▶ **Given text**
On 06/17/2011 11:29 AM, Nicolas Barbier wrote:
> 2011/6/17, Andrew Dunstan<andrew@dunslane.net>:
>
>> On 06/17/2011 10:55 AM, Radosław Smogura wrote:
>>
>>> XML canonization preservs whitespaces, if I remember
>>> well, I think there is example.
>>>
>>> In any case if I will store image in XML (I've seen this), preservation of
>>> white spaces and new lines is important.
>> If you store images you should encode them anyway, in base64 or hex.
> Whitespace that is not at certain obviously irrelevant places (such as
> right after "<", between attributes, outside of the whole document,
> etc), and that is not defined to be irrelevant by some schema (if the
> parser is schema-aware), is relevant. You cannot just muck around with
> it and consider that correct.

▶ **Information supplied**
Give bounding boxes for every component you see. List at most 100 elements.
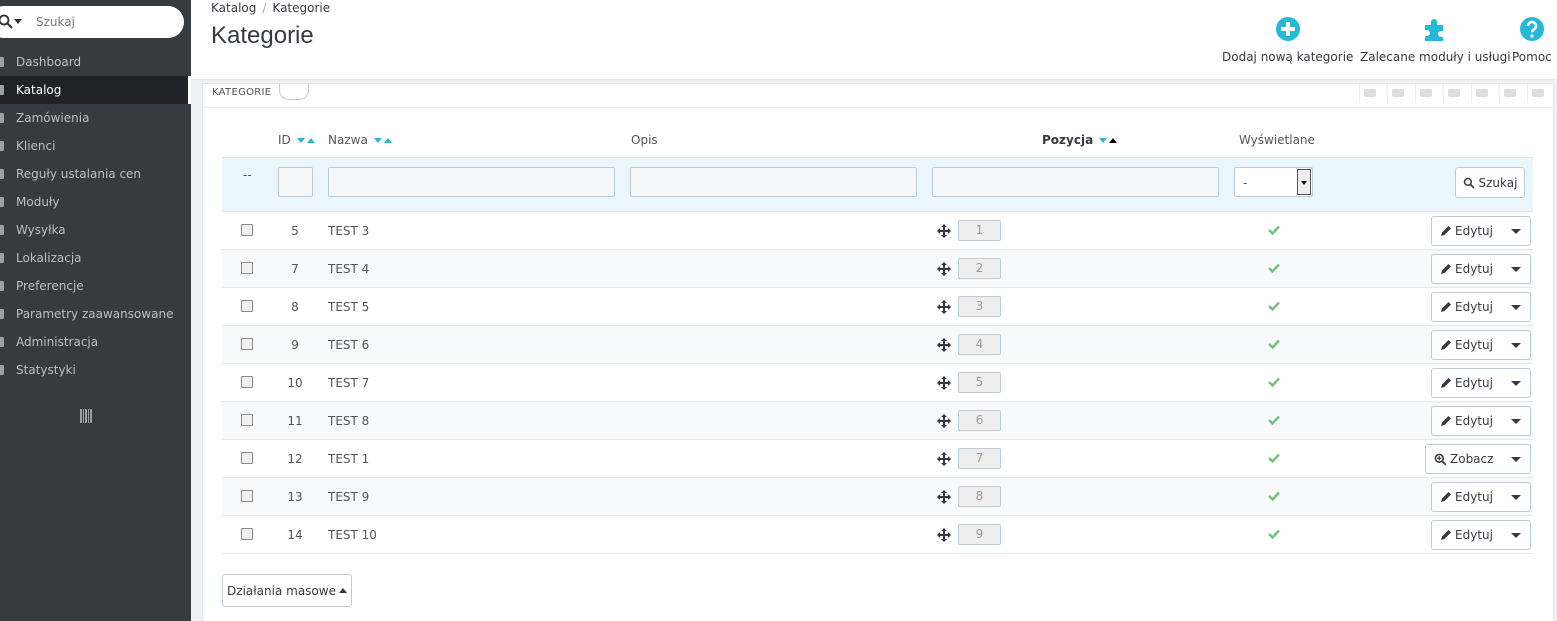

▶ **Problem 1**
In the XML whitespace thread, how should images be stored in XML?
▶ **Problem 2**
Reproduce a passage of the XML whitespace thread word for word, beginning with "On 06/17/2011 11:29" and ending after "base64 or hex.".
▶ **Problem 3**
Carry on the XML whitespace thread from its last line.
The data above stand apart from the XML whitespace thread.

▶ **Exercise result 1**
They should be encoded in base64 or hex.

▶ **Exercise result 2**
On 06/17/2011 11:29 AM, Nicolas Barbier wrote:
> 2011/6/17, Andrew Dunstan<andrew@dunslane.net>:
>
>> On 06/17/2011 10:55 AM, Radosław Smogura wrote:
>>
>>> XML canonization preservs whitespaces, if I remember
>>> well, I think there is example.
>>>
>>> In any case if I will store image in XML (I've seen this), preservation of
>>> white spaces and new lines is important.
>> If you store images you should encode them anyway, in base64 or hex.

▶ **Exercise result 3**
Sure, but if you're storing arbitrary binary data such as images
whitespace is the least of your problems. That's why I've always encoded
them in base64.
>> More generally, data that needs that sort of preservation should
>> possibly be in CDATA nodes.
> CDATA sections are just syntactic sugar (a form of escaping):
>
> <URL:http://www.w3.org/TR/xml-infoset/#omitted>
>
>
Yeah. OTOH doesn't an empty CDATA section force a child element, where a
pure empty element does not?
Anyway, we're getting a bit far from what Postgres needs to be doing.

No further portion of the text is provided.